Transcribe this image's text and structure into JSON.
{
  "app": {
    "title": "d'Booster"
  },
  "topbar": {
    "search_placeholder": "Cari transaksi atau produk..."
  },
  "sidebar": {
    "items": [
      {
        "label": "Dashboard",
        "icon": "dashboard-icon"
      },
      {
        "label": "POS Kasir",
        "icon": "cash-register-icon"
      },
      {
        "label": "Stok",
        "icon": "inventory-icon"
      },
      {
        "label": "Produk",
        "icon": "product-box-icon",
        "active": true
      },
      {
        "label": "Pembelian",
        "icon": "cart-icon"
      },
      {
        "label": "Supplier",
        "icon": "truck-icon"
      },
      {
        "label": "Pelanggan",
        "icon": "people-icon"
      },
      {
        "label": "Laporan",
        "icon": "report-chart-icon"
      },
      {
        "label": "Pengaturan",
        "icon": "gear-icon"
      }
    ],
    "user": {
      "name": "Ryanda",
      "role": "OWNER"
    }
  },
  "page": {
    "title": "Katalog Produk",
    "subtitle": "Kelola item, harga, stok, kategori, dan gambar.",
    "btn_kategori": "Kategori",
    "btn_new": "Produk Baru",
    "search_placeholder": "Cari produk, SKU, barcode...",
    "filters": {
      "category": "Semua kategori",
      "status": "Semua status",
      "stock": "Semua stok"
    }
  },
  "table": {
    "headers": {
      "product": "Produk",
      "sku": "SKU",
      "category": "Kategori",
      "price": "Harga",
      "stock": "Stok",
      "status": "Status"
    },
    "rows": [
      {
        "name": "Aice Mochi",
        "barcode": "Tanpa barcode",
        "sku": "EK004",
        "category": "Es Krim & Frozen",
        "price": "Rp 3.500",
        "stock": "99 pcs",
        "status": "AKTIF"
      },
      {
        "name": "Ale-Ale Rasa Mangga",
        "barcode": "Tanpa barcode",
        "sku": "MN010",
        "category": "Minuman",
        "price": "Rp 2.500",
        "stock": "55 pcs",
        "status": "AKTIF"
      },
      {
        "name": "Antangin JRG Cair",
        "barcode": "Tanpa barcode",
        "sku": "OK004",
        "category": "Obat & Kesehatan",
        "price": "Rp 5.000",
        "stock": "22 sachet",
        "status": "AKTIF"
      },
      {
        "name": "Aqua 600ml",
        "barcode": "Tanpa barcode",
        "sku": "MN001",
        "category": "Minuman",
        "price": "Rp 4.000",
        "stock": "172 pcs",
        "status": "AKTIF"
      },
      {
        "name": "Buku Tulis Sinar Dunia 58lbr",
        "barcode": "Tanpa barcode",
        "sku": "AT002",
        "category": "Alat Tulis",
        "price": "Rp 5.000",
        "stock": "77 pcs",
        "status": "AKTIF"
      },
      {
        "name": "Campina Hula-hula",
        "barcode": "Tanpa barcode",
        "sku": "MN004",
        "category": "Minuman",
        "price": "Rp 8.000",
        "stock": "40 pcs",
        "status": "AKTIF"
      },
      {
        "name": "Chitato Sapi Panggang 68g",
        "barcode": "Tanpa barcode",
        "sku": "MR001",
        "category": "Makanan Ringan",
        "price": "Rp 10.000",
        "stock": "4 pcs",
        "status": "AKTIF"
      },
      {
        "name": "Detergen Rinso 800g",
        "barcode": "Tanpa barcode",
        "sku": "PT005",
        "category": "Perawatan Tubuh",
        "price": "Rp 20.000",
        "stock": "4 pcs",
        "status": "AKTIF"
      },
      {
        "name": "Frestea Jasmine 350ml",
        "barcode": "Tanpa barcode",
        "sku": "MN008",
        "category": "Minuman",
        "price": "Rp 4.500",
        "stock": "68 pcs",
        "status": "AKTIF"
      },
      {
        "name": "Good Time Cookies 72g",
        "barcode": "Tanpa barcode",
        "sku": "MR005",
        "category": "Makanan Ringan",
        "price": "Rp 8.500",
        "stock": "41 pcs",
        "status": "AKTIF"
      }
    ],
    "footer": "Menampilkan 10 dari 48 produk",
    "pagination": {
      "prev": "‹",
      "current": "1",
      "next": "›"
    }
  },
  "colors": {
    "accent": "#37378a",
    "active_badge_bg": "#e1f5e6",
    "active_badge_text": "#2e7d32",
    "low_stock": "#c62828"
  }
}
──────
- [Task objective]
Copy all lines from the entries that contain the word "Cari".

- [Problem solution]
    "search_placeholder": "Cari transaksi atau produk..."
    "search_placeholder": "Cari produk, SKU, barcode...",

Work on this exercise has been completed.